Write out every single entry exactly.

######

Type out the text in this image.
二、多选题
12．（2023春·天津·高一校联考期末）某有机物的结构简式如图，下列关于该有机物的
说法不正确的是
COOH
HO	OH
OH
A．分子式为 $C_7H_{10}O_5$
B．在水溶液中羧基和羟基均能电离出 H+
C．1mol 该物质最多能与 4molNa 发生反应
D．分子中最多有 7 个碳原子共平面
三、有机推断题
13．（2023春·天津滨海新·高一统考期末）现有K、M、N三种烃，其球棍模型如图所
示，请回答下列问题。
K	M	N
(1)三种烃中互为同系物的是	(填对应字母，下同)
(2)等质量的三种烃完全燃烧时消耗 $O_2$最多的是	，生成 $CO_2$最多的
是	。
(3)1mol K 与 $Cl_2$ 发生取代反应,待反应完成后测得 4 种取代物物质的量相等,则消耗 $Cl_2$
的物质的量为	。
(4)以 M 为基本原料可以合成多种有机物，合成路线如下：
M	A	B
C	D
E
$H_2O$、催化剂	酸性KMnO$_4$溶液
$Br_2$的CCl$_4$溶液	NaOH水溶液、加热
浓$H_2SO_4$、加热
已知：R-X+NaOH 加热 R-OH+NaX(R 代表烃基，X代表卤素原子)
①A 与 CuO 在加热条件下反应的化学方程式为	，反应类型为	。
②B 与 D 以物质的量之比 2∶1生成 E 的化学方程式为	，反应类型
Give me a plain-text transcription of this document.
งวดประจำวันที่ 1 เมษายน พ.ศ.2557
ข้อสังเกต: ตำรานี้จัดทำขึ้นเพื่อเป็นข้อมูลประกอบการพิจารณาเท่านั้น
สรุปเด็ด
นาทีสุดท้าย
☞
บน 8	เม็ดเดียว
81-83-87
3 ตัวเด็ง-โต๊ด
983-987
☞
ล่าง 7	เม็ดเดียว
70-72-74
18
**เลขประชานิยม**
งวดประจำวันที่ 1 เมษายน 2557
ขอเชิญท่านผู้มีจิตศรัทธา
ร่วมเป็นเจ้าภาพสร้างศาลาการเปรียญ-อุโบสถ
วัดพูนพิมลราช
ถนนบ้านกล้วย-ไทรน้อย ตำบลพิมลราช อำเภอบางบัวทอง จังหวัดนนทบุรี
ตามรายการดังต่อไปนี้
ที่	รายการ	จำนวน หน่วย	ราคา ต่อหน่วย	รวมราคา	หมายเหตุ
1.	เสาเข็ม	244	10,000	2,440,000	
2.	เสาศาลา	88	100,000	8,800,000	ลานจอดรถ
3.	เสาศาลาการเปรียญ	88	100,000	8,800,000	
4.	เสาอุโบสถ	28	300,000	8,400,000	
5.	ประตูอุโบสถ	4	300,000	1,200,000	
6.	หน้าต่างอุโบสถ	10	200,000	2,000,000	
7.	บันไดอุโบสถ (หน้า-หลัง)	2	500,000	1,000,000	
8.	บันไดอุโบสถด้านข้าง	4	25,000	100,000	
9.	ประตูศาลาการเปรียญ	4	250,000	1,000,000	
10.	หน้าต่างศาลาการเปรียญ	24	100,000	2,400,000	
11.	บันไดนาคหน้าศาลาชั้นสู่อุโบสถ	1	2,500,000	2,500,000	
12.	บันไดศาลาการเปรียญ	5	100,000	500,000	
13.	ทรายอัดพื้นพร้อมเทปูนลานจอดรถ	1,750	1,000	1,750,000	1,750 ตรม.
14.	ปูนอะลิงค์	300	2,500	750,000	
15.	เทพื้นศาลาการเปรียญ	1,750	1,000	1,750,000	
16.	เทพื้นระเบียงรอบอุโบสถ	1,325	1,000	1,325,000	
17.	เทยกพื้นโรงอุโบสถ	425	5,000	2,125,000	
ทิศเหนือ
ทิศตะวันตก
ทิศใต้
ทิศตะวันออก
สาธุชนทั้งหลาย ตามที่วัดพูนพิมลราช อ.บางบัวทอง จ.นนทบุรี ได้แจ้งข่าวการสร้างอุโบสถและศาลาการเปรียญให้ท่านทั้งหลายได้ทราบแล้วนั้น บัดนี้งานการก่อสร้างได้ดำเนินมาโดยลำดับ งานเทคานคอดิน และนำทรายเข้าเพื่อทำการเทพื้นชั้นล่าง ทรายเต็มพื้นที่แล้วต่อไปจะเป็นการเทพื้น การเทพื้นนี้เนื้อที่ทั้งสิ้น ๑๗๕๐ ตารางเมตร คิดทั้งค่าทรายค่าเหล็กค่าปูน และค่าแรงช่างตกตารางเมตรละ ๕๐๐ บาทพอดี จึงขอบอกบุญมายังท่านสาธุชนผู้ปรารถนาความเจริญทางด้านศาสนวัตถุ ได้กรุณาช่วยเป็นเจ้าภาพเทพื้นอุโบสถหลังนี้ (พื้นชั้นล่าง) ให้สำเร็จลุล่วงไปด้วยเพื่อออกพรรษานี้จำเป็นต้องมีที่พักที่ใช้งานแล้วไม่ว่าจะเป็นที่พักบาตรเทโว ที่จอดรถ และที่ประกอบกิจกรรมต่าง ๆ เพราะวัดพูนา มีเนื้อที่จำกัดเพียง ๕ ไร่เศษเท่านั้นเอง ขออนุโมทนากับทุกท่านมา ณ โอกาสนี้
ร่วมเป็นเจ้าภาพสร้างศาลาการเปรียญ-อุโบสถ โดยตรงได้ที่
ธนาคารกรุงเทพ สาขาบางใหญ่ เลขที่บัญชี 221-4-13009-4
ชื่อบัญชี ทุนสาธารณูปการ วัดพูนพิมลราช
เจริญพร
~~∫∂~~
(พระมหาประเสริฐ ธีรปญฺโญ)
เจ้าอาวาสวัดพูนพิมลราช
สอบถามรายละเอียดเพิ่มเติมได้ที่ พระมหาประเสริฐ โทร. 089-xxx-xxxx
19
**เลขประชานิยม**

######

> Output for this exercise:
Type out the text in this image.
二、多选题
12．（2023春·天津·高一校联考期末）某有机物的结构简式如图，下列关于该有机物的
说法不正确的是
COOH
HO	OH
OH
A．分子式为 $C_7H_{10}O_5$
B．在水溶液中羧基和羟基均能电离出 H+
C．1mol 该物质最多能与 4molNa 发生反应
D．分子中最多有 7 个碳原子共平面
三、有机推断题
13．（2023春·天津滨海新·高一统考期末）现有K、M、N三种烃，其球棍模型如图所
示，请回答下列问题。
K	M	N
(1)三种烃中互为同系物的是	(填对应字母，下同)
(2)等质量的三种烃完全燃烧时消耗 $O_2$最多的是	，生成 $CO_2$最多的
是	。
(3)1mol K 与 $Cl_2$ 发生取代反应,待反应完成后测得 4 种取代物物质的量相等,则消耗 $Cl_2$
的物质的量为	。
(4)以 M 为基本原料可以合成多种有机物，合成路线如下：
M	A	B
C	D
E
$H_2O$、催化剂	酸性KMnO$_4$溶液
$Br_2$的CCl$_4$溶液	NaOH水溶液、加热
浓$H_2SO_4$、加热
已知：R-X+NaOH 加热 R-OH+NaX(R 代表烃基，X代表卤素原子)
①A 与 CuO 在加热条件下反应的化学方程式为	，反应类型为	。
②B 与 D 以物质的量之比 2∶1生成 E 的化学方程式为	，反应类型
Give me a plain-text transcription of this document.
งวดประจำวันที่ 1 เมษายน พ.ศ.2557
ข้อสังเกต: ตำรานี้จัดทำขึ้นเพื่อเป็นข้อมูลประกอบการพิจารณาเท่านั้น
สรุปเด็ด
นาทีสุดท้าย
☞
บน 8	เม็ดเดียว
81-83-87
3 ตัวเด็ง-โต๊ด
983-987
☞
ล่าง 7	เม็ดเดียว
70-72-74
18
**เลขประชานิยม**
งวดประจำวันที่ 1 เมษายน 2557
ขอเชิญท่านผู้มีจิตศรัทธา
ร่วมเป็นเจ้าภาพสร้างศาลาการเปรียญ-อุโบสถ
วัดพูนพิมลราช
ถนนบ้านกล้วย-ไทรน้อย ตำบลพิมลราช อำเภอบางบัวทอง จังหวัดนนทบุรี
ตามรายการดังต่อไปนี้
ที่	รายการ	จำนวน หน่วย	ราคา ต่อหน่วย	รวมราคา	หมายเหตุ
1.	เสาเข็ม	244	10,000	2,440,000	
2.	เสาศาลา	88	100,000	8,800,000	ลานจอดรถ
3.	เสาศาลาการเปรียญ	88	100,000	8,800,000	
4.	เสาอุโบสถ	28	300,000	8,400,000	
5.	ประตูอุโบสถ	4	300,000	1,200,000	
6.	หน้าต่างอุโบสถ	10	200,000	2,000,000	
7.	บันไดอุโบสถ (หน้า-หลัง)	2	500,000	1,000,000	
8.	บันไดอุโบสถด้านข้าง	4	25,000	100,000	
9.	ประตูศาลาการเปรียญ	4	250,000	1,000,000	
10.	หน้าต่างศาลาการเปรียญ	24	100,000	2,400,000	
11.	บันไดนาคหน้าศาลาชั้นสู่อุโบสถ	1	2,500,000	2,500,000	
12.	บันไดศาลาการเปรียญ	5	100,000	500,000	
13.	ทรายอัดพื้นพร้อมเทปูนลานจอดรถ	1,750	1,000	1,750,000	1,750 ตรม.
14.	ปูนอะลิงค์	300	2,500	750,000	
15.	เทพื้นศาลาการเปรียญ	1,750	1,000	1,750,000	
16.	เทพื้นระเบียงรอบอุโบสถ	1,325	1,000	1,325,000	
17.	เทยกพื้นโรงอุโบสถ	425	5,000	2,125,000	
ทิศเหนือ
ทิศตะวันตก
ทิศใต้
ทิศตะวันออก
สาธุชนทั้งหลาย ตามที่วัดพูนพิมลราช อ.บางบัวทอง จ.นนทบุรี ได้แจ้งข่าวการสร้างอุโบสถและศาลาการเปรียญให้ท่านทั้งหลายได้ทราบแล้วนั้น บัดนี้งานการก่อสร้างได้ดำเนินมาโดยลำดับ งานเทคานคอดิน และนำทรายเข้าเพื่อทำการเทพื้นชั้นล่าง ทรายเต็มพื้นที่แล้วต่อไปจะเป็นการเทพื้น การเทพื้นนี้เนื้อที่ทั้งสิ้น ๑๗๕๐ ตารางเมตร คิดทั้งค่าทรายค่าเหล็กค่าปูน และค่าแรงช่างตกตารางเมตรละ ๕๐๐ บาทพอดี จึงขอบอกบุญมายังท่านสาธุชนผู้ปรารถนาความเจริญทางด้านศาสนวัตถุ ได้กรุณาช่วยเป็นเจ้าภาพเทพื้นอุโบสถหลังนี้ (พื้นชั้นล่าง) ให้สำเร็จลุล่วงไปด้วยเพื่อออกพรรษานี้จำเป็นต้องมีที่พักที่ใช้งานแล้วไม่ว่าจะเป็นที่พักบาตรเทโว ที่จอดรถ และที่ประกอบกิจกรรมต่าง ๆ เพราะวัดพูนา มีเนื้อที่จำกัดเพียง ๕ ไร่เศษเท่านั้นเอง ขออนุโมทนากับทุกท่านมา ณ โอกาสนี้
ร่วมเป็นเจ้าภาพสร้างศาลาการเปรียญ-อุโบสถ โดยตรงได้ที่
ธนาคารกรุงเทพ สาขาบางใหญ่ เลขที่บัญชี 221-4-13009-4
ชื่อบัญชี ทุนสาธารณูปการ วัดพูนพิมลราช
เจริญพร
~~∫∂~~
(พระมหาประเสริฐ ธีรปญฺโญ)
เจ้าอาวาสวัดพูนพิมลราช
สอบถามรายละเอียดเพิ่มเติมได้ที่ พระมหาประเสริฐ โทร. 089-xxx-xxxx
19
**เลขประชานิยม**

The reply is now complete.